/---
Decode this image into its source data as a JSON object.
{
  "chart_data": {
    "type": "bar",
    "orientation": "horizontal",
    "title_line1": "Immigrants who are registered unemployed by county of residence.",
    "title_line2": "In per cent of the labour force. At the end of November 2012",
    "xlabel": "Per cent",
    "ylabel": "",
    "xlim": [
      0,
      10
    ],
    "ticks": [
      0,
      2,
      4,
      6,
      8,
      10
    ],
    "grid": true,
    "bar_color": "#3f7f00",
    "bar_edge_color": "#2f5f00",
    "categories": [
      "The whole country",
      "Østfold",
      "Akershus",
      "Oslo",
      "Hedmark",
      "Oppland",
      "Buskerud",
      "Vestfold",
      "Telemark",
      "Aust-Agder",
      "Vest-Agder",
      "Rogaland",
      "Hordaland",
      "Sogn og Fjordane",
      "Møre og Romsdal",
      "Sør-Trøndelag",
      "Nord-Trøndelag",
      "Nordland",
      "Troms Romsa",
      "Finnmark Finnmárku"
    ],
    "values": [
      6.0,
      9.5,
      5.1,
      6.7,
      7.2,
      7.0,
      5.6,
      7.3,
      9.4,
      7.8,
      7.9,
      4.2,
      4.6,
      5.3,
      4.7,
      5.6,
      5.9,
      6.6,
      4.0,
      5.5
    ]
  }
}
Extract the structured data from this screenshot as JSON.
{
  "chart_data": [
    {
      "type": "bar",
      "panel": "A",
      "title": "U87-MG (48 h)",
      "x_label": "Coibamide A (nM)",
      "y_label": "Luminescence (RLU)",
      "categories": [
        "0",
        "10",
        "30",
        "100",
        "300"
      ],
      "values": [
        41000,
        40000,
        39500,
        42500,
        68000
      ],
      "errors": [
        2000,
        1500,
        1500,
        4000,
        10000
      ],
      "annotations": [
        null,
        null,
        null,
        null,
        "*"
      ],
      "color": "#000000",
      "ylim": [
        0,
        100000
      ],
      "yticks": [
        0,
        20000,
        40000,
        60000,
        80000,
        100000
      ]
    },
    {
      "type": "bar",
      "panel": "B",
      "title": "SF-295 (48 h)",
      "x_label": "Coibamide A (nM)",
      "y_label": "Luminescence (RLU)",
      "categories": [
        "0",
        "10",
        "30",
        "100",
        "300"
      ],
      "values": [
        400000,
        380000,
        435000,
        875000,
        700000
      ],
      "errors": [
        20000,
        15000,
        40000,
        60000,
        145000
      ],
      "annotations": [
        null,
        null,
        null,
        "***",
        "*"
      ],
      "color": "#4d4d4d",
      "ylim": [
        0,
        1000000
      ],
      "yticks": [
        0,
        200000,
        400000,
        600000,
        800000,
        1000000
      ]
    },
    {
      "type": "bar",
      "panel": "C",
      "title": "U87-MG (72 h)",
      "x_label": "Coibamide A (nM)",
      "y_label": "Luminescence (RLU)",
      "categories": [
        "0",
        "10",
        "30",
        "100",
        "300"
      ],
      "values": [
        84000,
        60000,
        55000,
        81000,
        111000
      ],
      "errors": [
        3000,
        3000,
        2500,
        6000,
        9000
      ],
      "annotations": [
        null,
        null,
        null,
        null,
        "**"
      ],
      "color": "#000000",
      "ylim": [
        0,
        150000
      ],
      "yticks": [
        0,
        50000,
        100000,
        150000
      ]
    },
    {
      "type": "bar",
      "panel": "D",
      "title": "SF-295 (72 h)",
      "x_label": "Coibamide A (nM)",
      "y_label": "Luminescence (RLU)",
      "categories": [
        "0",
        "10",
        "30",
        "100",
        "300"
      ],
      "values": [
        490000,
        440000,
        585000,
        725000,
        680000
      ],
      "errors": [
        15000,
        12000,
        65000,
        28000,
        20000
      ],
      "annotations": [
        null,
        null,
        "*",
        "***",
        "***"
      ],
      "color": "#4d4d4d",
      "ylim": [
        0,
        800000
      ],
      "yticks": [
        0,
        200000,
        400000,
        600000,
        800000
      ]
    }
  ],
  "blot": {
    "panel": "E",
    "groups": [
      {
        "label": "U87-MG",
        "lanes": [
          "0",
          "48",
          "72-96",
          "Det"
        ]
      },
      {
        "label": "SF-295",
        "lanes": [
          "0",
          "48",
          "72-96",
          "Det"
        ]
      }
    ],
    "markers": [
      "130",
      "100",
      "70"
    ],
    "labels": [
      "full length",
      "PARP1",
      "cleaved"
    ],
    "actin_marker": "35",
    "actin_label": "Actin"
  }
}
\---
What is expected: Set all of the records down again, exactly as they stand.

Exercise answer:
Decode this image into its source data as a JSON object.
{
  "chart_data": {
    "type": "bar",
    "orientation": "horizontal",
    "title_line1": "Immigrants who are registered unemployed by county of residence.",
    "title_line2": "In per cent of the labour force. At the end of November 2012",
    "xlabel": "Per cent",
    "ylabel": "",
    "xlim": [
      0,
      10
    ],
    "ticks": [
      0,
      2,
      4,
      6,
      8,
      10
    ],
    "grid": true,
    "bar_color": "#3f7f00",
    "bar_edge_color": "#2f5f00",
    "categories": [
      "The whole country",
      "Østfold",
      "Akershus",
      "Oslo",
      "Hedmark",
      "Oppland",
      "Buskerud",
      "Vestfold",
      "Telemark",
      "Aust-Agder",
      "Vest-Agder",
      "Rogaland",
      "Hordaland",
      "Sogn og Fjordane",
      "Møre og Romsdal",
      "Sør-Trøndelag",
      "Nord-Trøndelag",
      "Nordland",
      "Troms Romsa",
      "Finnmark Finnmárku"
    ],
    "values": [
      6.0,
      9.5,
      5.1,
      6.7,
      7.2,
      7.0,
      5.6,
      7.3,
      9.4,
      7.8,
      7.9,
      4.2,
      4.6,
      5.3,
      4.7,
      5.6,
      5.9,
      6.6,
      4.0,
      5.5
    ]
  }
}
Extract the structured data from this screenshot as JSON.
{
  "chart_data": [
    {
      "type": "bar",
      "panel": "A",
      "title": "U87-MG (48 h)",
      "x_label": "Coibamide A (nM)",
      "y_label": "Luminescence (RLU)",
      "categories": [
        "0",
        "10",
        "30",
        "100",
        "300"
      ],
      "values": [
        41000,
        40000,
        39500,
        42500,
        68000
      ],
      "errors": [
        2000,
        1500,
        1500,
        4000,
        10000
      ],
      "annotations": [
        null,
        null,
        null,
        null,
        "*"
      ],
      "color": "#000000",
      "ylim": [
        0,
        100000
      ],
      "yticks": [
        0,
        20000,
        40000,
        60000,
        80000,
        100000
      ]
    },
    {
      "type": "bar",
      "panel": "B",
      "title": "SF-295 (48 h)",
      "x_label": "Coibamide A (nM)",
      "y_label": "Luminescence (RLU)",
      "categories": [
        "0",
        "10",
        "30",
        "100",
        "300"
      ],
      "values": [
        400000,
        380000,
        435000,
        875000,
        700000
      ],
      "errors": [
        20000,
        15000,
        40000,
        60000,
        145000
      ],
      "annotations": [
        null,
        null,
        null,
        "***",
        "*"
      ],
      "color": "#4d4d4d",
      "ylim": [
        0,
        1000000
      ],
      "yticks": [
        0,
        200000,
        400000,
        600000,
        800000,
        1000000
      ]
    },
    {
      "type": "bar",
      "panel": "C",
      "title": "U87-MG (72 h)",
      "x_label": "Coibamide A (nM)",
      "y_label": "Luminescence (RLU)",
      "categories": [
        "0",
        "10",
        "30",
        "100",
        "300"
      ],
      "values": [
        84000,
        60000,
        55000,
        81000,
        111000
      ],
      "errors": [
        3000,
        3000,
        2500,
        6000,
        9000
      ],
      "annotations": [
        null,
        null,
        null,
        null,
        "**"
      ],
      "color": "#000000",
      "ylim": [
        0,
        150000
      ],
      "yticks": [
        0,
        50000,
        100000,
        150000
      ]
    },
    {
      "type": "bar",
      "panel": "D",
      "title": "SF-295 (72 h)",
      "x_label": "Coibamide A (nM)",
      "y_label": "Luminescence (RLU)",
      "categories": [
        "0",
        "10",
        "30",
        "100",
        "300"
      ],
      "values": [
        490000,
        440000,
        585000,
        725000,
        680000
      ],
      "errors": [
        15000,
        12000,
        65000,
        28000,
        20000
      ],
      "annotations": [
        null,
        null,
        "*",
        "***",
        "***"
      ],
      "color": "#4d4d4d",
      "ylim": [
        0,
        800000
      ],
      "yticks": [
        0,
        200000,
        400000,
        600000,
        800000
      ]
    }
  ],
  "blot": {
    "panel": "E",
    "groups": [
      {
        "label": "U87-MG",
        "lanes": [
          "0",
          "48",
          "72-96",
          "Det"
        ]
      },
      {
        "label": "SF-295",
        "lanes": [
          "0",
          "48",
          "72-96",
          "Det"
        ]
      }
    ],
    "markers": [
      "130",
      "100",
      "70"
    ],
    "labels": [
      "full length",
      "PARP1",
      "cleaved"
    ],
    "actin_marker": "35",
    "actin_label": "Actin"
  }
}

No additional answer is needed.